- **TEXT SHOWN**:
Safely under the fig leaf of "education" the new books and television programmes went straight to the heart of the busy parent who felt they had to plop the baby in front of the screen. Babies were not being left alone. They were being educated, these products and programmes promised. Now, Gregory Thomas writes, a quarter of all children under two in the US have a television in their bedroom.

There is something Orwellian and nightmarish about the scenario the Manhattan mother of two paints in her book, which is written in straightforward reporting style. Rattling round in the spotless minds of small children who live in a pre-language world are the "spokescharacters" who will later loom up on the supermarket shelves within reach of their small hands.

Her second daughter Frankie uttered "Dora" as one of her first words, even though she had never seen the cartoon. Last Halloween the rebellious three-year-old insisted to her mother that she wanted to dress up as Barbie.

"Nobody had put all the pieces together and I was really surprised that I didn't find more obvious villains," Gregory Thomas says. "Kids' marketers had a vague idea that it might work and they were just generally thinking about the next big hit and not the long-term effect.

"A licensed product is only going to take off if everything becomes covered in Shrek or whatever but there was no research about how infants and toddlers process media. People say about the programmes aimed at the nought-to-threes, 'oh but she loves it,' but if we gave her whiskey would she love that too?"

- **LISTING**:
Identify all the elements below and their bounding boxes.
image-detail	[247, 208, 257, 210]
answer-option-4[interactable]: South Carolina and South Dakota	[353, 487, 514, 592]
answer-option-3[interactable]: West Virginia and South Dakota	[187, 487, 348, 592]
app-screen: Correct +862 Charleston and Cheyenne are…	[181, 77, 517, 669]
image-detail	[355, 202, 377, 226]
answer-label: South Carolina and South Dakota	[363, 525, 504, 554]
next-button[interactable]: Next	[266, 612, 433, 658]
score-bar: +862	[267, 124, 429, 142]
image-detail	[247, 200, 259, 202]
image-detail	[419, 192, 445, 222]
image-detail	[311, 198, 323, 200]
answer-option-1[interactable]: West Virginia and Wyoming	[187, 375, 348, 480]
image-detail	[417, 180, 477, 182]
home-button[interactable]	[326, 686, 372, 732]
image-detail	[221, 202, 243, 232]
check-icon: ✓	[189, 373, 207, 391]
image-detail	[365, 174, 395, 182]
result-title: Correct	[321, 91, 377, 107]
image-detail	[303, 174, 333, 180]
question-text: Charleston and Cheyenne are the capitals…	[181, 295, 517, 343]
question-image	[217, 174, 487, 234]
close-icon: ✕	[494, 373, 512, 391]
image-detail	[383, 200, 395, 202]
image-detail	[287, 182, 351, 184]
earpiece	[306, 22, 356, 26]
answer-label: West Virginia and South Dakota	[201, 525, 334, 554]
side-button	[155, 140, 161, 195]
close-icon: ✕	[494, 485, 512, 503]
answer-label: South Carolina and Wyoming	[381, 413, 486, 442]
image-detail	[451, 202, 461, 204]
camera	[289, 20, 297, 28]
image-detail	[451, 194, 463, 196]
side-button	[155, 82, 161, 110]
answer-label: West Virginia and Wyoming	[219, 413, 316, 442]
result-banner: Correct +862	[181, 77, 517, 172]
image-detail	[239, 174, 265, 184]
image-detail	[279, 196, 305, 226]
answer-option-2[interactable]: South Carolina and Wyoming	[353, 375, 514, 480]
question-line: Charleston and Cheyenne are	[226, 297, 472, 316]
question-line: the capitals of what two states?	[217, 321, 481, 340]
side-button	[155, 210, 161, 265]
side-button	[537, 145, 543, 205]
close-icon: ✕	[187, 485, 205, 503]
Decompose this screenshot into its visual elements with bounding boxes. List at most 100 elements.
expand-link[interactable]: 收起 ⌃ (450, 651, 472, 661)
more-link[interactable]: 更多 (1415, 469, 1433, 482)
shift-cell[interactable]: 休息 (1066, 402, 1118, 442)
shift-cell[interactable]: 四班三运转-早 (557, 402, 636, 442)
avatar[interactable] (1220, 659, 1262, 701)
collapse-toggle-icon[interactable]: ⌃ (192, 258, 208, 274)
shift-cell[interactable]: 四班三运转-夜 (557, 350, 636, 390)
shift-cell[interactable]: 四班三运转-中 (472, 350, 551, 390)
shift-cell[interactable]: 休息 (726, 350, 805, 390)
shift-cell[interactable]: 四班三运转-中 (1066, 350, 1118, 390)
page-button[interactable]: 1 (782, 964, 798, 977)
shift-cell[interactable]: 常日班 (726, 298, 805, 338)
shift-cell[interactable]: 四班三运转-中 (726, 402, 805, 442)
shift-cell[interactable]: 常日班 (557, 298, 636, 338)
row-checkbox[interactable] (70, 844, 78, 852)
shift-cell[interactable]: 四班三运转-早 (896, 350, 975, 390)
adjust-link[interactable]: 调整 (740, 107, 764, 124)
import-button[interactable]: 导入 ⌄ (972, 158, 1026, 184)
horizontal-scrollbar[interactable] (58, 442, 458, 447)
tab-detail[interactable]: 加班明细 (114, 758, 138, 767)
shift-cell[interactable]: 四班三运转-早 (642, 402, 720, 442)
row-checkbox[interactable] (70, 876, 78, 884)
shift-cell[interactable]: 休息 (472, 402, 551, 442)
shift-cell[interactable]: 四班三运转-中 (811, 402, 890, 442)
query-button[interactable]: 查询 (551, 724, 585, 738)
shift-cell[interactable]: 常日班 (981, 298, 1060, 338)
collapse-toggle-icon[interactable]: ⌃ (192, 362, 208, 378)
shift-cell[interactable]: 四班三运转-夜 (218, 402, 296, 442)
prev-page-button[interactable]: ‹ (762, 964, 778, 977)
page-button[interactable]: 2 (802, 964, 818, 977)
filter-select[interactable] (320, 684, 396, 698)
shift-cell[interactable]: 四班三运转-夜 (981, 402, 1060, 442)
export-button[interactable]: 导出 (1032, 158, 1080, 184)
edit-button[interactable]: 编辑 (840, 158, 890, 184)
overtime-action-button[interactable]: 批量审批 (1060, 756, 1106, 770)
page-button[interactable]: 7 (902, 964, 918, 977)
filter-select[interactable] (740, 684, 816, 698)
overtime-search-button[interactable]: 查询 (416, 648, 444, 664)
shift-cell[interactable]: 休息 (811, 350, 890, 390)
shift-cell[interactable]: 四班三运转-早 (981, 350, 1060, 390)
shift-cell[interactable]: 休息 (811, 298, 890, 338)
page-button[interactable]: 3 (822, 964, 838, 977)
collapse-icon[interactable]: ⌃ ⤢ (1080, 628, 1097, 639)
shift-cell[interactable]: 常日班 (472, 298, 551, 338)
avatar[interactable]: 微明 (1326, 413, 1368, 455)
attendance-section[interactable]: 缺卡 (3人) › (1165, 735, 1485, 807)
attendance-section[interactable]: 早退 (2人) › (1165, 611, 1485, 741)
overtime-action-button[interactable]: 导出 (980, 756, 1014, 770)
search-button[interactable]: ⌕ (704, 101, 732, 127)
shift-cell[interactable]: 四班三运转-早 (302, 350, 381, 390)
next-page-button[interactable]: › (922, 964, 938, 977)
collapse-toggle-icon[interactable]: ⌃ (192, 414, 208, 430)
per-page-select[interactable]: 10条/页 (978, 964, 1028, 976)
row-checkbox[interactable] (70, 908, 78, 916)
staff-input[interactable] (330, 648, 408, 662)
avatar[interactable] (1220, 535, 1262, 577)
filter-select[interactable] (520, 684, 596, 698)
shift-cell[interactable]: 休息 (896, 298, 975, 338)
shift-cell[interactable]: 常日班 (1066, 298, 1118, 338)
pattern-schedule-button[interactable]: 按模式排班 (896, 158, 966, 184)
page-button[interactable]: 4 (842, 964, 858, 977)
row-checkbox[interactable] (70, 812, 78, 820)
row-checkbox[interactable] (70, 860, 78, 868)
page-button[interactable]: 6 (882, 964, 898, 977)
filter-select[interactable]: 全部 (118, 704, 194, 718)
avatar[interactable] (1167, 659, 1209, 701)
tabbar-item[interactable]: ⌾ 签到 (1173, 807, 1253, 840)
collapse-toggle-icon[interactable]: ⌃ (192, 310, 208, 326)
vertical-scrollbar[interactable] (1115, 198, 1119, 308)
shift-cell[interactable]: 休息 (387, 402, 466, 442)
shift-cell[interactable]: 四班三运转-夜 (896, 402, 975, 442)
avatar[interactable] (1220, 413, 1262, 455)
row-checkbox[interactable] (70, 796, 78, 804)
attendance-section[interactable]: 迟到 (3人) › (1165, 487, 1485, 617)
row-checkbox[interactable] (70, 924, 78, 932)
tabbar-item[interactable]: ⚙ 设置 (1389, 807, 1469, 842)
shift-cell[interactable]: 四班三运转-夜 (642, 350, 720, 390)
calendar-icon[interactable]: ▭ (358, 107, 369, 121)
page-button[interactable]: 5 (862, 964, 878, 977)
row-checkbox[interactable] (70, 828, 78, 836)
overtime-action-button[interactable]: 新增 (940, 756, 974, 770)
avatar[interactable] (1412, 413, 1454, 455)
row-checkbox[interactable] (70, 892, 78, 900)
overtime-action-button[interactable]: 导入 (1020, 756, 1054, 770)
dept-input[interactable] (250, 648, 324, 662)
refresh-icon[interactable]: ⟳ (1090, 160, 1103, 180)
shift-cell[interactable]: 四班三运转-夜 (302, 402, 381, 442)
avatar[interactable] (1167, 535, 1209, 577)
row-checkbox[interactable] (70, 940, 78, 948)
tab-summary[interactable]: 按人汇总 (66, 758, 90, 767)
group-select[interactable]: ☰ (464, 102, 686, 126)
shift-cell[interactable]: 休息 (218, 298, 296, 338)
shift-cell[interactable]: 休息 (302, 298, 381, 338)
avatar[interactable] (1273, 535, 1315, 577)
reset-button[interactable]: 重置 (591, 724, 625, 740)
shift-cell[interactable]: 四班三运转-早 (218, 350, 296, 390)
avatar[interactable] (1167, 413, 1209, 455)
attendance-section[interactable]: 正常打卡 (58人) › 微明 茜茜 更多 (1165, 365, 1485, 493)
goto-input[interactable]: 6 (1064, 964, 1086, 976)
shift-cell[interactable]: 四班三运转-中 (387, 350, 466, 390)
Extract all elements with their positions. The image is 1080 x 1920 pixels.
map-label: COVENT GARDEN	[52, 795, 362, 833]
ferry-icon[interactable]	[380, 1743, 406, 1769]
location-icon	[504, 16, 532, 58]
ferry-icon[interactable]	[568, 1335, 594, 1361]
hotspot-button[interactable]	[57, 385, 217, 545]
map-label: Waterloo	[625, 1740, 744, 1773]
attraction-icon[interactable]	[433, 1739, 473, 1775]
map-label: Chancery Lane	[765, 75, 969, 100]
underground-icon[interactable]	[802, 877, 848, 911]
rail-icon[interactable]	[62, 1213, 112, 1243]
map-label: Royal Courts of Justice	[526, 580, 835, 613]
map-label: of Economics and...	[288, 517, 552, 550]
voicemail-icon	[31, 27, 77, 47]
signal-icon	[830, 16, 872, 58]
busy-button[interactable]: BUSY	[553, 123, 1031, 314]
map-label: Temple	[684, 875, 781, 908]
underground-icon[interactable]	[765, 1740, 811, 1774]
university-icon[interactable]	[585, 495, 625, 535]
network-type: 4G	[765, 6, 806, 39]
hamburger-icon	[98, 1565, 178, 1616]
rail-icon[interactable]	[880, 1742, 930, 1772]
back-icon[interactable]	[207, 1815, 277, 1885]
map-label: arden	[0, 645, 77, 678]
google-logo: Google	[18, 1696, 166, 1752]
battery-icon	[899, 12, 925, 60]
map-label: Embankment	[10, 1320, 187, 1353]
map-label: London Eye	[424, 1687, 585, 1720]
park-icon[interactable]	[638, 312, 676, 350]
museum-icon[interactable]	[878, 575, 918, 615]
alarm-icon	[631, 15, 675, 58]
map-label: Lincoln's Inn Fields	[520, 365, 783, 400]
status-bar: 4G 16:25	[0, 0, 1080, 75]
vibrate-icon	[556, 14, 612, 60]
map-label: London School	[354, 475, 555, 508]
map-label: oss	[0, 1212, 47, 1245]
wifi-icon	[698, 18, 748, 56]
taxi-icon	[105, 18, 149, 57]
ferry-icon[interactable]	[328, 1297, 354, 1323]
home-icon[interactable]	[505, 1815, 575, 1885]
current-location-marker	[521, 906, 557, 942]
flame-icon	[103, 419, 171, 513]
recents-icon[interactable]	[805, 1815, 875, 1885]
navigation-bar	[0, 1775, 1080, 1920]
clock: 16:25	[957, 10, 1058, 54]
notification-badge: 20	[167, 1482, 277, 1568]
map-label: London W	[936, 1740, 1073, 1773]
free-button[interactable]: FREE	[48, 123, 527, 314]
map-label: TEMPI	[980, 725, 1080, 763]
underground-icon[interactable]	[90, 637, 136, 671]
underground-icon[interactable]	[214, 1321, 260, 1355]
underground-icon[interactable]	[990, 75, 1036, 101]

- **OBJECTIVES**:
• A. From the passage on marketing to young children, return the text starting with "Her second daughter" and going on through "the long-term effect.".
• B. Name every cartoon or toy character that the passage on marketing to young children mentions by name.

- **RESULTS OF THE EXERCISE**:
• A.
Her second daughter Frankie uttered "Dora" as one of her first words, even though she had never seen the cartoon. Last Halloween the rebellious three-year-old insisted to her mother that she wanted to dress up as Barbie.

"Nobody had put all the pieces together and I was really surprised that I didn't find more obvious villains," Gregory Thomas says. "Kids' marketers had a vague idea that it might work and they were just generally thinking about the next big hit and not the long-term effect.

• B. Dora, Barbie, Shrek